**Directive**
Copy every line with the string "screenshot" in it.

(Stored data)
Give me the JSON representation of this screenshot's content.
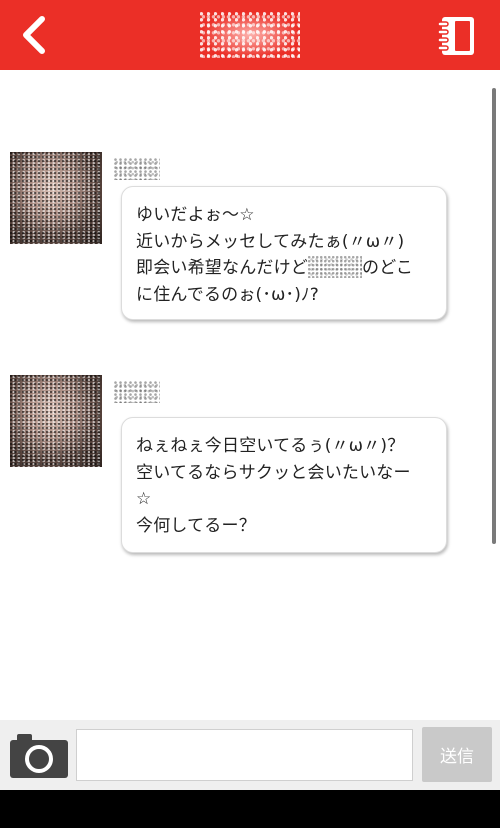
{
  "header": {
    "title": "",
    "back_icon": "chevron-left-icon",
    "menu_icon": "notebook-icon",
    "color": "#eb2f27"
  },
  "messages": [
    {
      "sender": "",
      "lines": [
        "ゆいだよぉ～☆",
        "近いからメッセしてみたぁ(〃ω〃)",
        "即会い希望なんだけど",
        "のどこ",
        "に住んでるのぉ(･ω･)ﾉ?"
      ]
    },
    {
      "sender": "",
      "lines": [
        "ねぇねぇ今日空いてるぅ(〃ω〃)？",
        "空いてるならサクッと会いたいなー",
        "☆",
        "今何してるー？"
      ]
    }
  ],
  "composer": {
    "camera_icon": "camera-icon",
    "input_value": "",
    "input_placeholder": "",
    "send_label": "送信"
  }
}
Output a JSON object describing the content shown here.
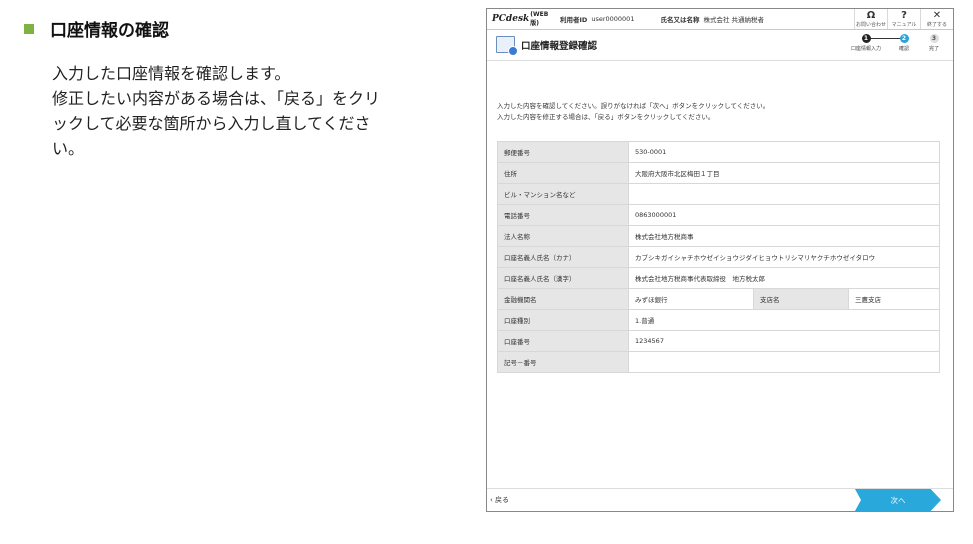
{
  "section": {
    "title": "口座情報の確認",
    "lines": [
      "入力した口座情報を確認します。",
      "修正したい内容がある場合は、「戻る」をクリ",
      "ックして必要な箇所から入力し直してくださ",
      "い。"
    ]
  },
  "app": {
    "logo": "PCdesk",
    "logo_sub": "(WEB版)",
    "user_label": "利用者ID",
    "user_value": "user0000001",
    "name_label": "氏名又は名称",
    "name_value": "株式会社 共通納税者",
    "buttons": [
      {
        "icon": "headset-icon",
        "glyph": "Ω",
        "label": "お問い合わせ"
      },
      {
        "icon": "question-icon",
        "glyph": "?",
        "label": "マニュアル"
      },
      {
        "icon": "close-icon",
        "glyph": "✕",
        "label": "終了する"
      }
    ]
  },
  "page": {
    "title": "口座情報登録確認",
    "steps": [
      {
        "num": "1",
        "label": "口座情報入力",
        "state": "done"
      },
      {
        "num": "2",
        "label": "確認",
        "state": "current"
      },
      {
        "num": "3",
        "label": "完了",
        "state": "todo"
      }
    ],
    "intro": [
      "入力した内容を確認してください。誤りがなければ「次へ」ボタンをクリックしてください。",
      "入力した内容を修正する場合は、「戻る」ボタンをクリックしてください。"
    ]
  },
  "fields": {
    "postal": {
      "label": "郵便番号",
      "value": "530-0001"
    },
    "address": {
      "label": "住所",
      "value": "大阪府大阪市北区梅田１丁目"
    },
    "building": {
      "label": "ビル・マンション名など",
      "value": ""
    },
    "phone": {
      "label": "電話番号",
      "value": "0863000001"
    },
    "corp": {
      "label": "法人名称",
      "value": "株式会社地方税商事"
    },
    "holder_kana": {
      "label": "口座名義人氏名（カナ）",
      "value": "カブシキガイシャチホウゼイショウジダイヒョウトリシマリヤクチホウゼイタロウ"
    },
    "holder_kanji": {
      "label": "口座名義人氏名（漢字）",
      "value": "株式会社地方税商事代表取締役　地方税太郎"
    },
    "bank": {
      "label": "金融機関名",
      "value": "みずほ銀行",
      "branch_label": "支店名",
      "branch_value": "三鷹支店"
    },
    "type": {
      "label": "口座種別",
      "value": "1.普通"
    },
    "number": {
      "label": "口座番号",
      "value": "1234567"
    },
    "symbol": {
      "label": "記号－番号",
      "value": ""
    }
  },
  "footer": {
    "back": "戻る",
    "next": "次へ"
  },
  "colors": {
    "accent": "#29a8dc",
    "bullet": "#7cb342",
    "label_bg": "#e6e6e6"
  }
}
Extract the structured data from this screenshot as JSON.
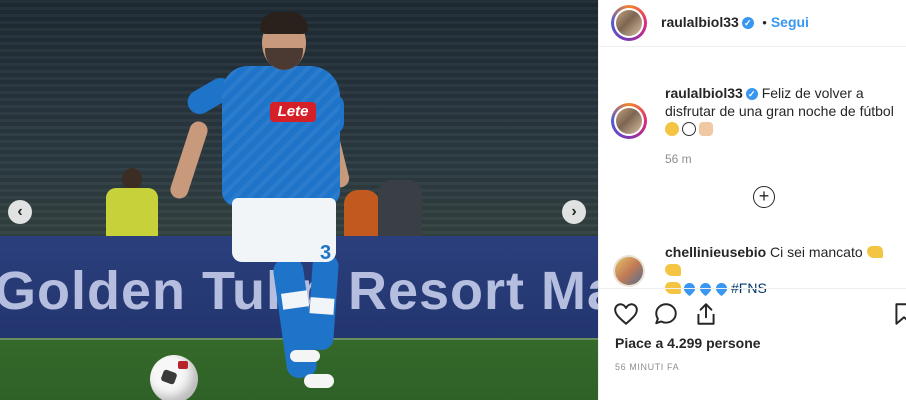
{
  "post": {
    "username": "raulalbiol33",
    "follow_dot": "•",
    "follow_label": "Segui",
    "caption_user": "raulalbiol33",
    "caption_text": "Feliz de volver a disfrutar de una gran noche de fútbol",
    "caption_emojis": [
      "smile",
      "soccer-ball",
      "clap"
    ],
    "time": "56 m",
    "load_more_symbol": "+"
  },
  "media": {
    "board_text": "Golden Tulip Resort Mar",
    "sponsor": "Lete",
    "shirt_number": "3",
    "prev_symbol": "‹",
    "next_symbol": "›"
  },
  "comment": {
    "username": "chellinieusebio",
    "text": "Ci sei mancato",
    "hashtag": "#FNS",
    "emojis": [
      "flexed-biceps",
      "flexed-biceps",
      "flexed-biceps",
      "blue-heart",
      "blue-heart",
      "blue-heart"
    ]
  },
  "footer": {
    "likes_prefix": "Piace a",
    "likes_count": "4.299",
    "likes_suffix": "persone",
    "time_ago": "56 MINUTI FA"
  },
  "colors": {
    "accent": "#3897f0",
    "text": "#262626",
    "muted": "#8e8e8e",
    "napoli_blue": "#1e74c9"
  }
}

...

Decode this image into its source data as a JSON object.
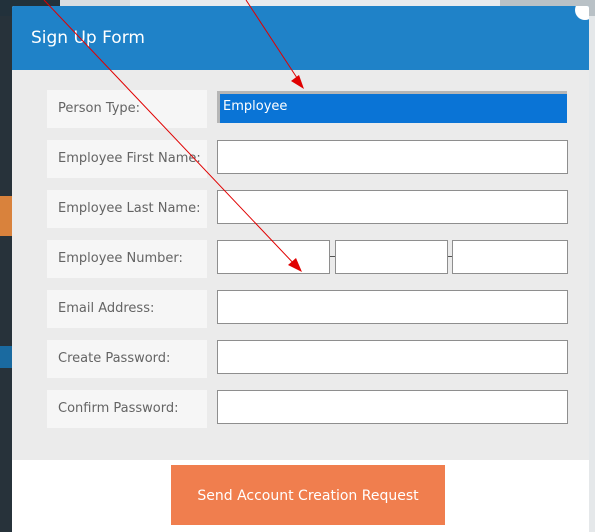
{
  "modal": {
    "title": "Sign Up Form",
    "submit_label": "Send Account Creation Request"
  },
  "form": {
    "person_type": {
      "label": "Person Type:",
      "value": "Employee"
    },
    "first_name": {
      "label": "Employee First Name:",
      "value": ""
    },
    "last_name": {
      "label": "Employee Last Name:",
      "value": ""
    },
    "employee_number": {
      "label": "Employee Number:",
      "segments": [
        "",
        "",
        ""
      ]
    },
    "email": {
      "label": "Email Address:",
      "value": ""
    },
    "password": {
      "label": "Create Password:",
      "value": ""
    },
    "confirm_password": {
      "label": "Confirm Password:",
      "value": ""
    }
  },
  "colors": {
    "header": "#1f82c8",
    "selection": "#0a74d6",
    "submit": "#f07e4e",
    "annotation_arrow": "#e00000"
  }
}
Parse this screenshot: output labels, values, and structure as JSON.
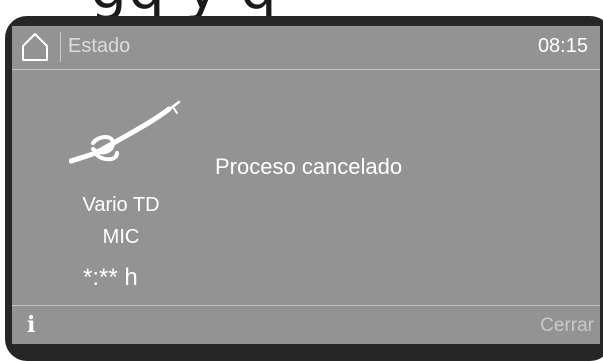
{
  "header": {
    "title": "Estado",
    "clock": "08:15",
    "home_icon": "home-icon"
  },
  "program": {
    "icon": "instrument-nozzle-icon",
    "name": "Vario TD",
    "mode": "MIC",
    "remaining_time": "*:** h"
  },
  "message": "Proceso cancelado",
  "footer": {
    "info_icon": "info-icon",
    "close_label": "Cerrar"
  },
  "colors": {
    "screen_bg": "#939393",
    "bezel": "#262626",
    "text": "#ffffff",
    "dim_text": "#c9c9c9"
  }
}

==

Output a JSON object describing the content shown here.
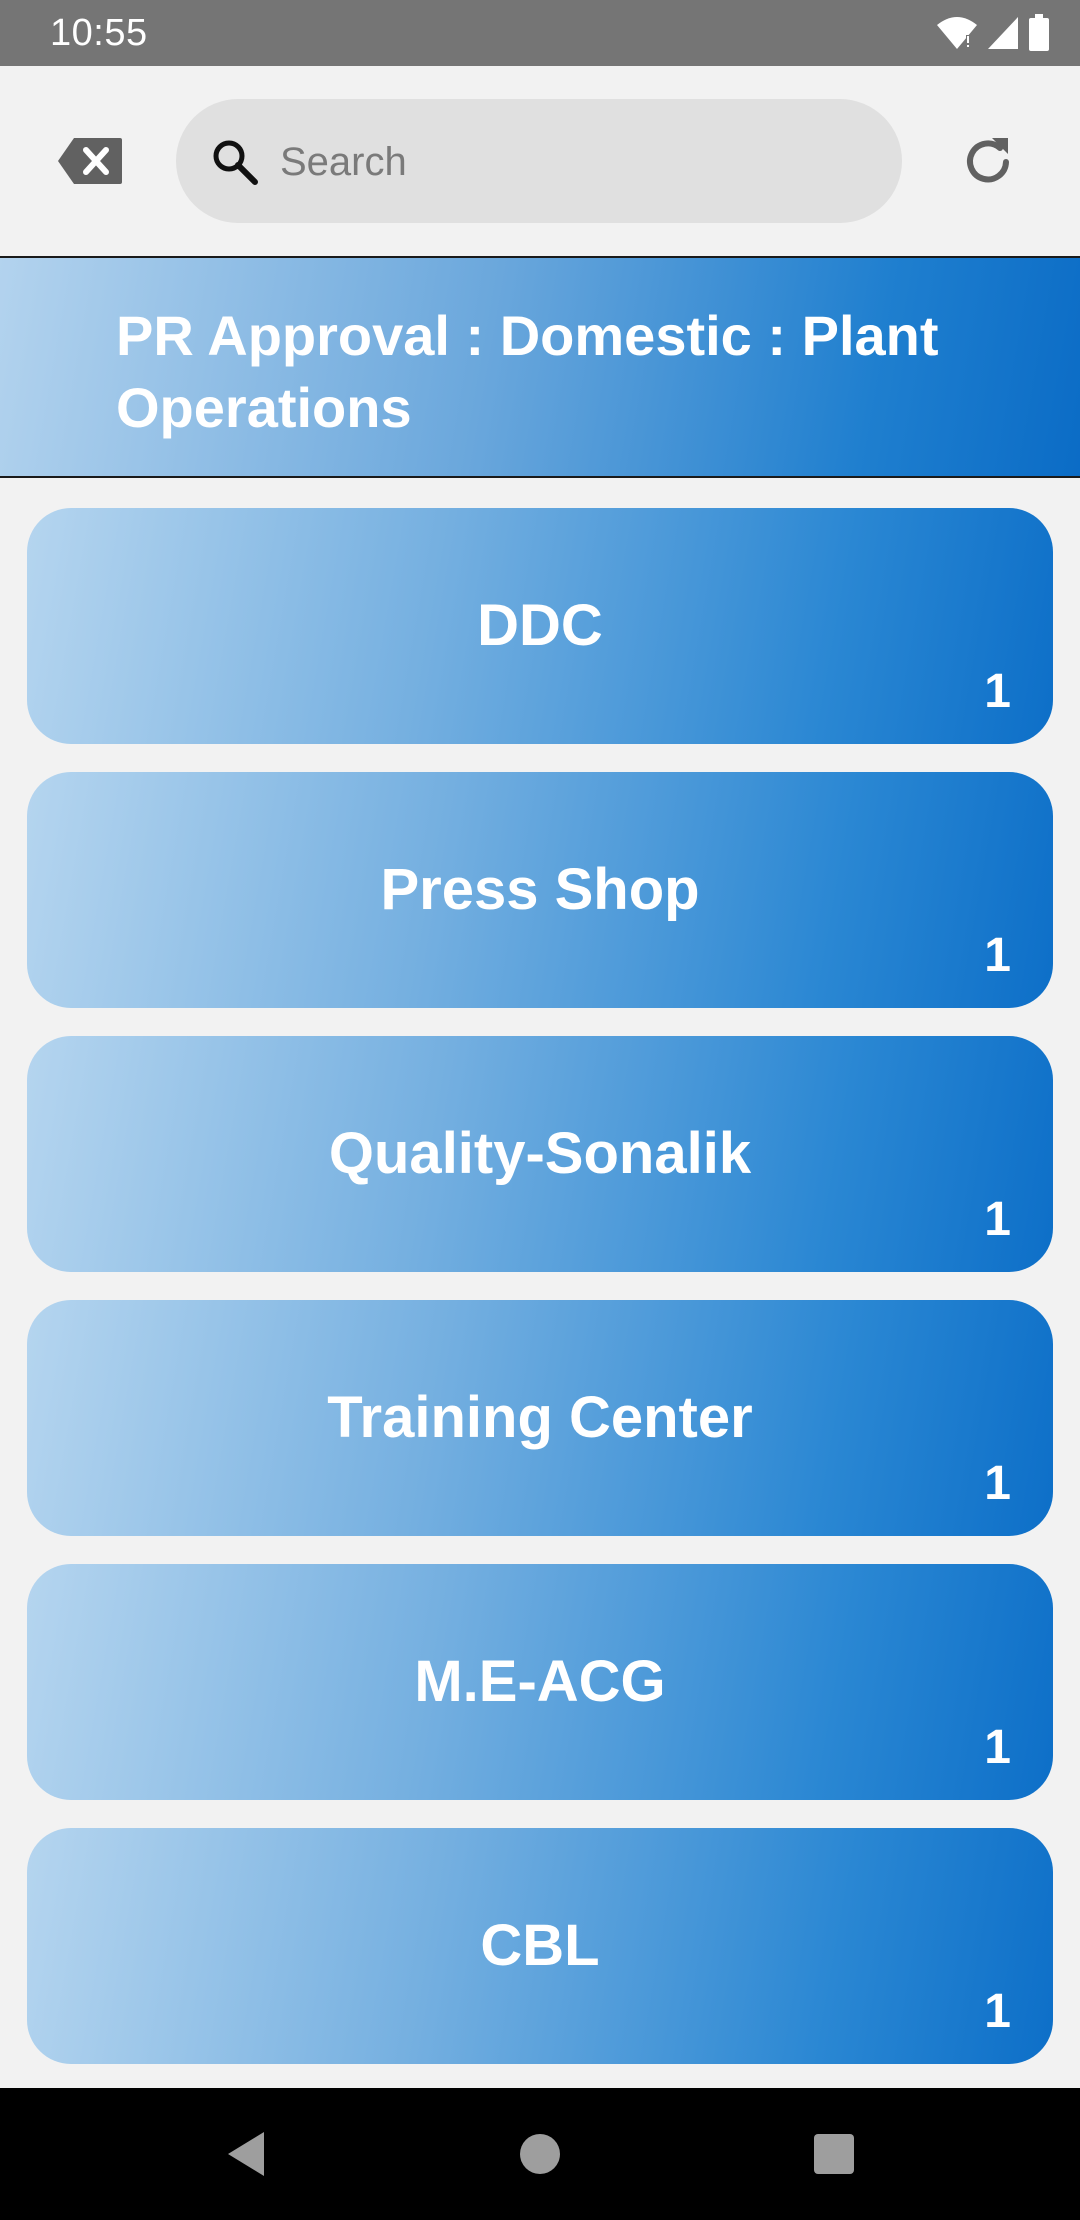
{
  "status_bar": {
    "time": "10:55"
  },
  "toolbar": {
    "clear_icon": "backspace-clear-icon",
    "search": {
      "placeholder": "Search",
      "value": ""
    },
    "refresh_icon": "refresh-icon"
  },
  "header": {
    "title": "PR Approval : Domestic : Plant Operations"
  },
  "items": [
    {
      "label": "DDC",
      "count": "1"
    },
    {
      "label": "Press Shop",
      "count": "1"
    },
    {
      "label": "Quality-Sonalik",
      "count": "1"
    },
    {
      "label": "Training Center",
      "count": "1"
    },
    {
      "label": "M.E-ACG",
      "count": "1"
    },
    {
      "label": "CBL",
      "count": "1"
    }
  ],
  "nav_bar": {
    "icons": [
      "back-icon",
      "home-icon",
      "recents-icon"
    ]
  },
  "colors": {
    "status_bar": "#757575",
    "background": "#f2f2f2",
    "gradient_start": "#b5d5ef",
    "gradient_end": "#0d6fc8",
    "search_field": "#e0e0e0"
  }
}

**Task solution**
Give me the JSON representation of this screenshot's content.
Extract the structured data from this screenshot as JSON.
Parse this screenshot: output labels, values, and structure as JSON.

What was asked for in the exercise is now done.